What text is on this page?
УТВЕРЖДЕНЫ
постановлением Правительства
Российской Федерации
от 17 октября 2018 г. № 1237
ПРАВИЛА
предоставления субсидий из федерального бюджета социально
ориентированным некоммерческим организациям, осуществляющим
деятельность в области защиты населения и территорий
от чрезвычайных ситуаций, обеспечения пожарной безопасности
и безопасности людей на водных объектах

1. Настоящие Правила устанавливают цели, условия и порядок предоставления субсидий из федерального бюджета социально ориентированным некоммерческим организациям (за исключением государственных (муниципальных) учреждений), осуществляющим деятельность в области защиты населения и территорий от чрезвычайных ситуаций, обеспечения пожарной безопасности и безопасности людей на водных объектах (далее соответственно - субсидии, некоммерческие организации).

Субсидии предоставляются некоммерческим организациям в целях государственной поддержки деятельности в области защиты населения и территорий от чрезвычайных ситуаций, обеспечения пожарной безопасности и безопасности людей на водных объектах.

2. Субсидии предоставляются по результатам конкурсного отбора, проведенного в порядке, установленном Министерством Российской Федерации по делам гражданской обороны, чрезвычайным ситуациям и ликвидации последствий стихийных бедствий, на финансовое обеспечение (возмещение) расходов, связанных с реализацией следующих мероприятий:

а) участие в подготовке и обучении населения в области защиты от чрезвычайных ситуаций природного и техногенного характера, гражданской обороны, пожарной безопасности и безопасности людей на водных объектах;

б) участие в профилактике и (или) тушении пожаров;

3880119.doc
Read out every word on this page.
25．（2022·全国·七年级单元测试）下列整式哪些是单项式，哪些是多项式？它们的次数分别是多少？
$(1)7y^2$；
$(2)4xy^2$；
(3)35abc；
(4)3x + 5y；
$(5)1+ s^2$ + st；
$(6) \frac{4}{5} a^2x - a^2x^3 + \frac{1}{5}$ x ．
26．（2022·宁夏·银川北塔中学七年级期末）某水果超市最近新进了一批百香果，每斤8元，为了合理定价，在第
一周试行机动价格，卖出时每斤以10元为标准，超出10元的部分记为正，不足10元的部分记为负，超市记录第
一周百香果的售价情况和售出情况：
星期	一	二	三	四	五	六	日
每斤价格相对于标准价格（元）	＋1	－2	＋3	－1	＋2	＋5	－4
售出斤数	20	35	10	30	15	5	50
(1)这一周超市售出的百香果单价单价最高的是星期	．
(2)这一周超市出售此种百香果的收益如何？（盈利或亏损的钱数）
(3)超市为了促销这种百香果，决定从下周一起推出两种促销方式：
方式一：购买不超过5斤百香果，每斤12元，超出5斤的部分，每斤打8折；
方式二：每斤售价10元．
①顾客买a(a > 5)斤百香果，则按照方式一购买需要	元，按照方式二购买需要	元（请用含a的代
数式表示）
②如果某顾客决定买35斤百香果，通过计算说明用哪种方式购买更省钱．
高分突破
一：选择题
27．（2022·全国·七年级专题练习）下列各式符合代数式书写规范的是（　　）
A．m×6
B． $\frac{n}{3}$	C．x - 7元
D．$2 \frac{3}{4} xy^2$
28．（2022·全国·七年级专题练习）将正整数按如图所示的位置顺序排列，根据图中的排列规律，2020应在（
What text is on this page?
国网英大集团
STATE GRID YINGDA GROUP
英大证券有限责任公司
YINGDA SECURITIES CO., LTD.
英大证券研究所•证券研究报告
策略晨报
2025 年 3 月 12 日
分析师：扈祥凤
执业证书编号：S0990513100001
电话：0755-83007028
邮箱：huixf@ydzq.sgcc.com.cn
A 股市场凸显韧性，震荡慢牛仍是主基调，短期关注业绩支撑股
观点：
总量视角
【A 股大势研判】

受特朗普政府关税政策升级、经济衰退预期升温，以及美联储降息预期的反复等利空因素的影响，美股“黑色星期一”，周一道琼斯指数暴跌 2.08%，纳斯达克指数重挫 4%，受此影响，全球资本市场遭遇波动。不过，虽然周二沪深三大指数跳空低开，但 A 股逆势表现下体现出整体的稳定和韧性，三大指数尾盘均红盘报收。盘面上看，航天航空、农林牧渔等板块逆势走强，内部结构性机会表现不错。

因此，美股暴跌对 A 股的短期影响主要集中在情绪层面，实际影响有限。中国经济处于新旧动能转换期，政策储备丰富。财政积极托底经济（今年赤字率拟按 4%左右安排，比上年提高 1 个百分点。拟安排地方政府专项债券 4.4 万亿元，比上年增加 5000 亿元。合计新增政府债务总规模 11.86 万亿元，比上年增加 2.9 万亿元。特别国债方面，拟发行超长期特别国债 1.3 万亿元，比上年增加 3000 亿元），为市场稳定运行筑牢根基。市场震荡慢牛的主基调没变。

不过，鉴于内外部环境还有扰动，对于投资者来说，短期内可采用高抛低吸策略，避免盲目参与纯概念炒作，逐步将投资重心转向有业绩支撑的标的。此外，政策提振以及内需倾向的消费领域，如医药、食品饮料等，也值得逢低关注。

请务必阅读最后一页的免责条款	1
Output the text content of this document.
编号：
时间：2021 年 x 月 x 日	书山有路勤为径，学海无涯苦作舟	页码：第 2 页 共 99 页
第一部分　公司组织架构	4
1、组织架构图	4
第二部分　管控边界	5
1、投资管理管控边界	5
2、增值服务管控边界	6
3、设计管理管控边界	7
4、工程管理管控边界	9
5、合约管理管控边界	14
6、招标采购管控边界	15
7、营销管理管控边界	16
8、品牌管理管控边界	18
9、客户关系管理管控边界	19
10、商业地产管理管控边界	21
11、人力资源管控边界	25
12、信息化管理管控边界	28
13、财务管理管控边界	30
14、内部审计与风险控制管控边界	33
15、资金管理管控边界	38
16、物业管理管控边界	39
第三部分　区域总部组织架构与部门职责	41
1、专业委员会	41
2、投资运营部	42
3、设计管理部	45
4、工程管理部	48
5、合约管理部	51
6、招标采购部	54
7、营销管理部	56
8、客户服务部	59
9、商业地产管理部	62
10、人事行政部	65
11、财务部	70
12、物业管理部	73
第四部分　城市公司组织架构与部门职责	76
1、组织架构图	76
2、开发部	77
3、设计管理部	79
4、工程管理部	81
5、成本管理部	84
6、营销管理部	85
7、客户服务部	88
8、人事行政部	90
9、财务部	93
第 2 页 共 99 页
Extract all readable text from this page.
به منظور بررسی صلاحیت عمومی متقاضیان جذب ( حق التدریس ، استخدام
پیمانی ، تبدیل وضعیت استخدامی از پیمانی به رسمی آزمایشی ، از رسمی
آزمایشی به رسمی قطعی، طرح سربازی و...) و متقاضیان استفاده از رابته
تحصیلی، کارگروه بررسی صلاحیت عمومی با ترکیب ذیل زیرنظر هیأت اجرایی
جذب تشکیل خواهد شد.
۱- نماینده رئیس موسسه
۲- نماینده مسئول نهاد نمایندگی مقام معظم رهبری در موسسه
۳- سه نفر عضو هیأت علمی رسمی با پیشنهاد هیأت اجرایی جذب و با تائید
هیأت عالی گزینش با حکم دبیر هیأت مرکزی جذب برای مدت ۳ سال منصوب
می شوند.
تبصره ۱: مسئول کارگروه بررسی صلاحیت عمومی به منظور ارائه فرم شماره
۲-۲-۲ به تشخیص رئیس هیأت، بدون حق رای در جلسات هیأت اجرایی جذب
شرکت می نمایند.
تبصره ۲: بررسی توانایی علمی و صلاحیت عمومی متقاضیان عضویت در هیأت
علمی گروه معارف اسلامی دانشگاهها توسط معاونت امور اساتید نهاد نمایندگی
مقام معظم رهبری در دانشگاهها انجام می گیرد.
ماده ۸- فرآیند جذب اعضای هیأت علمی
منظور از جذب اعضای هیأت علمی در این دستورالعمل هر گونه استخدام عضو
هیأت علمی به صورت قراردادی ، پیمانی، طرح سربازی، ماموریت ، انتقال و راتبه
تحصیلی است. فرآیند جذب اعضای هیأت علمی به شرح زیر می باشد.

=====

_Task objective_: Your task is to pick out every line with the string "обороны" and copy it.

_Reply to the exercise_:
2. Субсидии предоставляются по результатам конкурсного отбора, проведенного в порядке, установленном Министерством Российской Федерации по делам гражданской обороны, чрезвычайным ситуациям и ликвидации последствий стихийных бедствий, на финансовое обеспечение (возмещение) расходов, связанных с реализацией следующих мероприятий:
а) участие в подготовке и обучении населения в области защиты от чрезвычайных ситуаций природного и техногенного характера, гражданской обороны, пожарной безопасности и безопасности людей на водных объектах;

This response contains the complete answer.